**Listed records**

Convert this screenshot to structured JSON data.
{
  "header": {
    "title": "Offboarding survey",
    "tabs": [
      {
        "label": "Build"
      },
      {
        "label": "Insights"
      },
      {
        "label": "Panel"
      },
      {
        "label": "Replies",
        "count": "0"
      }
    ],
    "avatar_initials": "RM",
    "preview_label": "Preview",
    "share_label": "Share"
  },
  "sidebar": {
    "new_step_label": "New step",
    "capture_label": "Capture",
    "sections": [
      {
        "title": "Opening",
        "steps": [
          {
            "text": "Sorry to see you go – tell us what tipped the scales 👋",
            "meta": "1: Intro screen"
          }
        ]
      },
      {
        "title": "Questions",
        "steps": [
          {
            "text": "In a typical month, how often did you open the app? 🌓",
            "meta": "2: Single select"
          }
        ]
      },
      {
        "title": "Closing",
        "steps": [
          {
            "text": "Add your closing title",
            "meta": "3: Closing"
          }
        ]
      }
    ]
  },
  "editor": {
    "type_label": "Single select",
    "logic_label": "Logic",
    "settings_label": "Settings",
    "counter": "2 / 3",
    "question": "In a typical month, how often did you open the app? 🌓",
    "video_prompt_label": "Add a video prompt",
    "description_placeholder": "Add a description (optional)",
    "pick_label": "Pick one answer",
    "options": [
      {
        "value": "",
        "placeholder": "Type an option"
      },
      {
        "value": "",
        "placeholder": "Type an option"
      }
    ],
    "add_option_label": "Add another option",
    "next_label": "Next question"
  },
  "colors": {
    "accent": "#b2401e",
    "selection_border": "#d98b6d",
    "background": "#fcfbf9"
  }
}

**Given exercise**
Choose all lines containing the string "often" and copy them out.

**Finished exercise**
            "text": "In a typical month, how often did you open the app? 🌓",
    "question": "In a typical month, how often did you open the app? 🌓",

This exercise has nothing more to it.